## [Exercise]
Exactly reproduce the line that contains "Parse this screenshot: output" and all lines after it in the entries below, through the very last line.

## [Record list]
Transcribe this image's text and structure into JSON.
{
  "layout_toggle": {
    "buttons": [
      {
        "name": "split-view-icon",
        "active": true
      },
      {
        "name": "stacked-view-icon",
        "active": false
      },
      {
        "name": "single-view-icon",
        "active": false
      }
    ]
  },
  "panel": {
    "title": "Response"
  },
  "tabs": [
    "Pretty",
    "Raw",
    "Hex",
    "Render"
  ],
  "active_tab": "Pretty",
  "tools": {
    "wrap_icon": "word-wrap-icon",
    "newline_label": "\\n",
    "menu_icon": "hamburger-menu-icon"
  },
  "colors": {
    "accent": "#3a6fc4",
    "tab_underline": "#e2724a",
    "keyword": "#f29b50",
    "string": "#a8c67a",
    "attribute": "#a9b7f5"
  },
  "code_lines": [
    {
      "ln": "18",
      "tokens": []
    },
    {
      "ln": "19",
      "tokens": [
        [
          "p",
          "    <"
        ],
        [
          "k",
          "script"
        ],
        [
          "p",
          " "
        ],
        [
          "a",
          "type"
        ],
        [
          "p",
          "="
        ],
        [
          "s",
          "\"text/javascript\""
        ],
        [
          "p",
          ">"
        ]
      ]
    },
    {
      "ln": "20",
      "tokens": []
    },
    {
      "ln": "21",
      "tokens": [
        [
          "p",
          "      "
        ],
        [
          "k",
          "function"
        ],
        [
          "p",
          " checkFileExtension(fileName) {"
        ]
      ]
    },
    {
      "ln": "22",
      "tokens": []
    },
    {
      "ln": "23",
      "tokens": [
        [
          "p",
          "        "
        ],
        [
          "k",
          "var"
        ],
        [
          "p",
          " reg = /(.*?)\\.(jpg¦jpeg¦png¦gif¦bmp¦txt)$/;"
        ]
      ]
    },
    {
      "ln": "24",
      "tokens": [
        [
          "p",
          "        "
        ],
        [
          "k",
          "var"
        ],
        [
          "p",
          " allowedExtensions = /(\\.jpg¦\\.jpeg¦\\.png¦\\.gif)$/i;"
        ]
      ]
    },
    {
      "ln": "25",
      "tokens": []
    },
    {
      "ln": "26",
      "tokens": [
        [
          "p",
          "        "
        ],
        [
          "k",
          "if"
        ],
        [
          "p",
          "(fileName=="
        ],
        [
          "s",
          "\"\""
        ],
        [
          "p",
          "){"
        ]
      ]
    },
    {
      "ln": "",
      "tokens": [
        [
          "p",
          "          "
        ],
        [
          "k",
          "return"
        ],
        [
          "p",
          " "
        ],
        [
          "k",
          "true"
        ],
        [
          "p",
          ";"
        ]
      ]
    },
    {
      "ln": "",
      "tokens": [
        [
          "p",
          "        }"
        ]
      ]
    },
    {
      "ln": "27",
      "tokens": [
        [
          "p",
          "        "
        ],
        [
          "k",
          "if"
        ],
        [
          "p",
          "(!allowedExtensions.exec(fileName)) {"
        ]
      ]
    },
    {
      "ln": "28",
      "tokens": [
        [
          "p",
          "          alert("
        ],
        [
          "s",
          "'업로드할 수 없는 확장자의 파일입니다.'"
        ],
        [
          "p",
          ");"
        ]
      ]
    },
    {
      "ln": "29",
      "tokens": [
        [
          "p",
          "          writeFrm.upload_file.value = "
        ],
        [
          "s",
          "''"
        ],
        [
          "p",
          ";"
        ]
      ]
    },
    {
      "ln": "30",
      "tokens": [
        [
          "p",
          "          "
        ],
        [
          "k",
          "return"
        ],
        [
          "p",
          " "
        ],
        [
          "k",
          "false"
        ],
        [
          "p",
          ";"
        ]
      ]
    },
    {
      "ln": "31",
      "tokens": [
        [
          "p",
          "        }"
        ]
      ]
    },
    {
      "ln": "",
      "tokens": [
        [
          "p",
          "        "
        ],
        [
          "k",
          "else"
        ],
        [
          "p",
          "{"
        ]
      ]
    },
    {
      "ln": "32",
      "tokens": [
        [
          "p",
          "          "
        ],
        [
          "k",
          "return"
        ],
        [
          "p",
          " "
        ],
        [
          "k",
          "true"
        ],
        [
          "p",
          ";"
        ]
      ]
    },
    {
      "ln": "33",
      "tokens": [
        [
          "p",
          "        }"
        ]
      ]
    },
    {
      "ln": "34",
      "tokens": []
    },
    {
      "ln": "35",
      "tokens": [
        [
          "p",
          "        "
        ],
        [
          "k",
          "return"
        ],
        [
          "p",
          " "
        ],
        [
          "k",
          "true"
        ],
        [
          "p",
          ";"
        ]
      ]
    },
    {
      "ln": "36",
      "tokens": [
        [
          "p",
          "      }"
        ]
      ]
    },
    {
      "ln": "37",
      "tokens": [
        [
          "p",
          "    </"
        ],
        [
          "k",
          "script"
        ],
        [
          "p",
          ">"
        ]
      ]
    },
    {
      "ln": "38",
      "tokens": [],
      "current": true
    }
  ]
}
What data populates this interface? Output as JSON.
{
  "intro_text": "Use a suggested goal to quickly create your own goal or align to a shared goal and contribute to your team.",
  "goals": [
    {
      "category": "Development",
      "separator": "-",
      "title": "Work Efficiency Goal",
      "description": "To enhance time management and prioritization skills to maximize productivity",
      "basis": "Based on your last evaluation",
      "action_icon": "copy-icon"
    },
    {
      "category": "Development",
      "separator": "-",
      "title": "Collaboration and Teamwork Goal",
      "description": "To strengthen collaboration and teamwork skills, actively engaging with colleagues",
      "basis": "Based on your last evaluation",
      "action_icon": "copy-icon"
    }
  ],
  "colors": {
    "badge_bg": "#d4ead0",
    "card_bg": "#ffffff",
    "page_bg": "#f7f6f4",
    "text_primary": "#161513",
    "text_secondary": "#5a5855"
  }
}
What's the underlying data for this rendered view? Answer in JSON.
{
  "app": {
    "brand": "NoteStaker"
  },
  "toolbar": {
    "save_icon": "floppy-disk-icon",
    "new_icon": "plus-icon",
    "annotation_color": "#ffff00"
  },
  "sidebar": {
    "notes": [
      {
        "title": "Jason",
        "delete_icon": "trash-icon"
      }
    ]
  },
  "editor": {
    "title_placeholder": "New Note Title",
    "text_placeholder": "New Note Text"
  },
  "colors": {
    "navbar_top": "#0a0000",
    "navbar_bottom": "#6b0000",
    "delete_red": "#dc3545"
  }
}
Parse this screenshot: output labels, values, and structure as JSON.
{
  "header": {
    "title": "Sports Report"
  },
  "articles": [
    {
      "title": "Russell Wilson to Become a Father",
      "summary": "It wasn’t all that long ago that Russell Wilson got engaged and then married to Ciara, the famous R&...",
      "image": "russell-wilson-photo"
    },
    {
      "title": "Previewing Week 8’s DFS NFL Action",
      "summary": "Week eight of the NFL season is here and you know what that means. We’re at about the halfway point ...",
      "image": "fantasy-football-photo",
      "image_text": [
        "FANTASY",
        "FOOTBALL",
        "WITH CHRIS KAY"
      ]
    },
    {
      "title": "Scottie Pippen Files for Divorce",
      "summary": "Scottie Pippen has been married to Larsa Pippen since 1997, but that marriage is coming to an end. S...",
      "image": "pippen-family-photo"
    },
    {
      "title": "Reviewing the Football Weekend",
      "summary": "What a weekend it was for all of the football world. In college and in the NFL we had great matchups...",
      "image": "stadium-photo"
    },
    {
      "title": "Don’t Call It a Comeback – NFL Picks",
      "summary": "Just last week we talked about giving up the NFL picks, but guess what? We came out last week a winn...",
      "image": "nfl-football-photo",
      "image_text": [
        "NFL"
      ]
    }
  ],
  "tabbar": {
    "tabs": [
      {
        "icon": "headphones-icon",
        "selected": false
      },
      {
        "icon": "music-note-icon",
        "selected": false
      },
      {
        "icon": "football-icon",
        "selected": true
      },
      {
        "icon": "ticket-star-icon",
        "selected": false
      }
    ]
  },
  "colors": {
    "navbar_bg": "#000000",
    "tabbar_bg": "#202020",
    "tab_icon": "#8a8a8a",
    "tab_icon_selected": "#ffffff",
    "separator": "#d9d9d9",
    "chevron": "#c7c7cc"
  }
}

## [Task answer]
Parse this screenshot: output labels, values, and structure as JSON.
{
  "header": {
    "title": "Sports Report"
  },
  "articles": [
    {
      "title": "Russell Wilson to Become a Father",
      "summary": "It wasn’t all that long ago that Russell Wilson got engaged and then married to Ciara, the famous R&...",
      "image": "russell-wilson-photo"
    },
    {
      "title": "Previewing Week 8’s DFS NFL Action",
      "summary": "Week eight of the NFL season is here and you know what that means. We’re at about the halfway point ...",
      "image": "fantasy-football-photo",
      "image_text": [
        "FANTASY",
        "FOOTBALL",
        "WITH CHRIS KAY"
      ]
    },
    {
      "title": "Scottie Pippen Files for Divorce",
      "summary": "Scottie Pippen has been married to Larsa Pippen since 1997, but that marriage is coming to an end. S...",
      "image": "pippen-family-photo"
    },
    {
      "title": "Reviewing the Football Weekend",
      "summary": "What a weekend it was for all of the football world. In college and in the NFL we had great matchups...",
      "image": "stadium-photo"
    },
    {
      "title": "Don’t Call It a Comeback – NFL Picks",
      "summary": "Just last week we talked about giving up the NFL picks, but guess what? We came out last week a winn...",
      "image": "nfl-football-photo",
      "image_text": [
        "NFL"
      ]
    }
  ],
  "tabbar": {
    "tabs": [
      {
        "icon": "headphones-icon",
        "selected": false
      },
      {
        "icon": "music-note-icon",
        "selected": false
      },
      {
        "icon": "football-icon",
        "selected": true
      },
      {
        "icon": "ticket-star-icon",
        "selected": false
      }
    ]
  },
  "colors": {
    "navbar_bg": "#000000",
    "tabbar_bg": "#202020",
    "tab_icon": "#8a8a8a",
    "tab_icon_selected": "#ffffff",
    "separator": "#d9d9d9",
    "chevron": "#c7c7cc"
  }
}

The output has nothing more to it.